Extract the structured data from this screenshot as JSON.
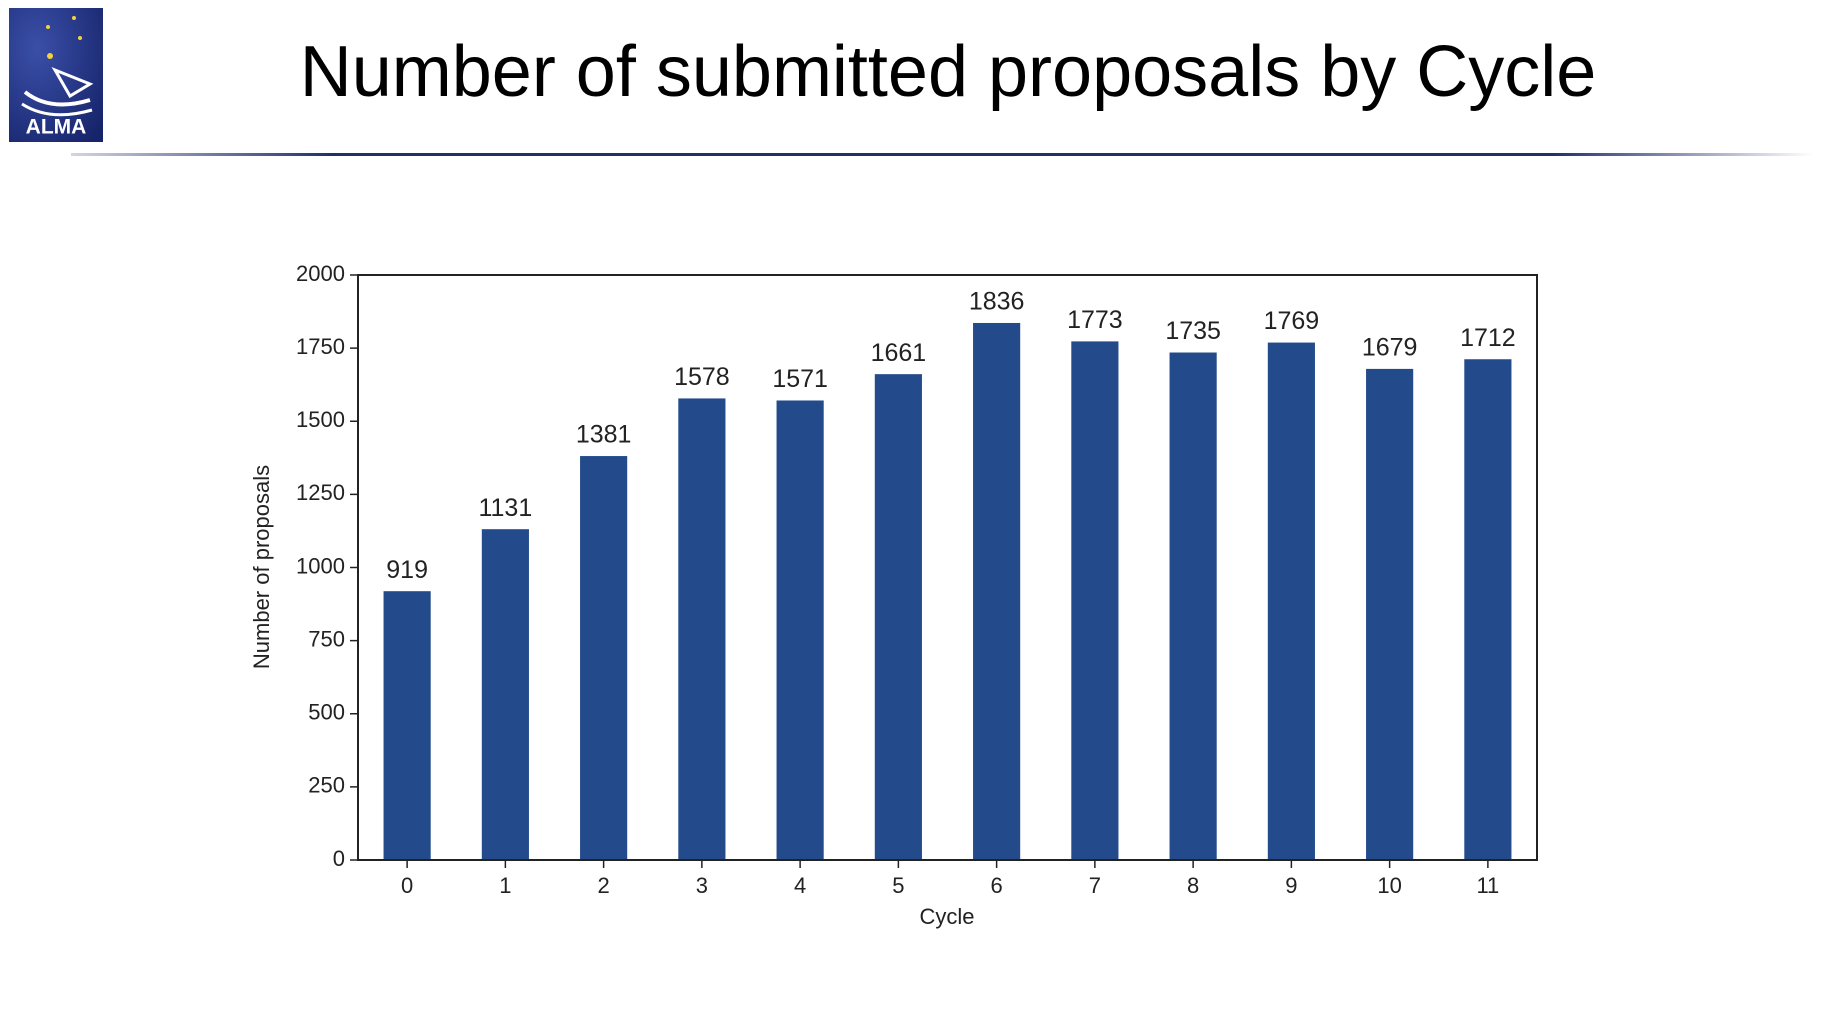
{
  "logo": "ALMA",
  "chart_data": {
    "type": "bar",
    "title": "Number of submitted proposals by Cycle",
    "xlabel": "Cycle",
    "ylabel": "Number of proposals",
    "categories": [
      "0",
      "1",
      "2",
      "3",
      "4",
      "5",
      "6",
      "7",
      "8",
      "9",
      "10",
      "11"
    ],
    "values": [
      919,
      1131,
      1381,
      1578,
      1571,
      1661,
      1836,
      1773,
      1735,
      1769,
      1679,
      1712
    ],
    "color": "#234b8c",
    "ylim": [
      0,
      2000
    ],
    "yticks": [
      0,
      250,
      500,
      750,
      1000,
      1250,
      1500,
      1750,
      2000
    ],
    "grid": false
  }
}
....................
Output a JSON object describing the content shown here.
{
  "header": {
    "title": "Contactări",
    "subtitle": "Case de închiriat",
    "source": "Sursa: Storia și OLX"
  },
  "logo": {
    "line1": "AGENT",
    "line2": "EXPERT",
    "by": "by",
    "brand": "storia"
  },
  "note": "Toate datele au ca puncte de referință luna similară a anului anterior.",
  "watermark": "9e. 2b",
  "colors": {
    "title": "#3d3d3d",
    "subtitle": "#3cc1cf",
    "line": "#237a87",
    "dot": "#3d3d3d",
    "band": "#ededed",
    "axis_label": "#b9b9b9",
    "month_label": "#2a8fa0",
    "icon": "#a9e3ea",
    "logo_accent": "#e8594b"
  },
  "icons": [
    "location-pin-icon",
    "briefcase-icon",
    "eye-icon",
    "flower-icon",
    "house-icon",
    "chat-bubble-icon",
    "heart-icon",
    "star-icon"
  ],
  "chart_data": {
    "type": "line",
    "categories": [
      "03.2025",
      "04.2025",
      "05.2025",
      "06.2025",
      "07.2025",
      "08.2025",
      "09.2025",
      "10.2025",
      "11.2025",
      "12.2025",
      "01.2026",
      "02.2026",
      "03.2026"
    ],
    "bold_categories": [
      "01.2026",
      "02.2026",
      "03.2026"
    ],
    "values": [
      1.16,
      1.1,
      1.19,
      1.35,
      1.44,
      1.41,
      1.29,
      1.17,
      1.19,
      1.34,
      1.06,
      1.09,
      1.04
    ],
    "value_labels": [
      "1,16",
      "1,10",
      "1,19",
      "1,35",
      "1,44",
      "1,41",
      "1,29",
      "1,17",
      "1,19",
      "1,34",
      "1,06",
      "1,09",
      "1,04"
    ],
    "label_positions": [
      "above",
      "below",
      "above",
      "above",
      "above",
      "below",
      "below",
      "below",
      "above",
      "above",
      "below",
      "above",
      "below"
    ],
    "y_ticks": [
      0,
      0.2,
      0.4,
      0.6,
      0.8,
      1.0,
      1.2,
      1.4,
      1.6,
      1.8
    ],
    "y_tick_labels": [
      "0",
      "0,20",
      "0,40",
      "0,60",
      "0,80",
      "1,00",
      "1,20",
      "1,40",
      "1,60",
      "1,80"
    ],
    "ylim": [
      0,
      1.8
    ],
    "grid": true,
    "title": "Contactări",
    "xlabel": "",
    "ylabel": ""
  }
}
....................
List every line above containing the word "subtitle".

    "subtitle": "Case de închiriat",
    "subtitle": "#3cc1cf",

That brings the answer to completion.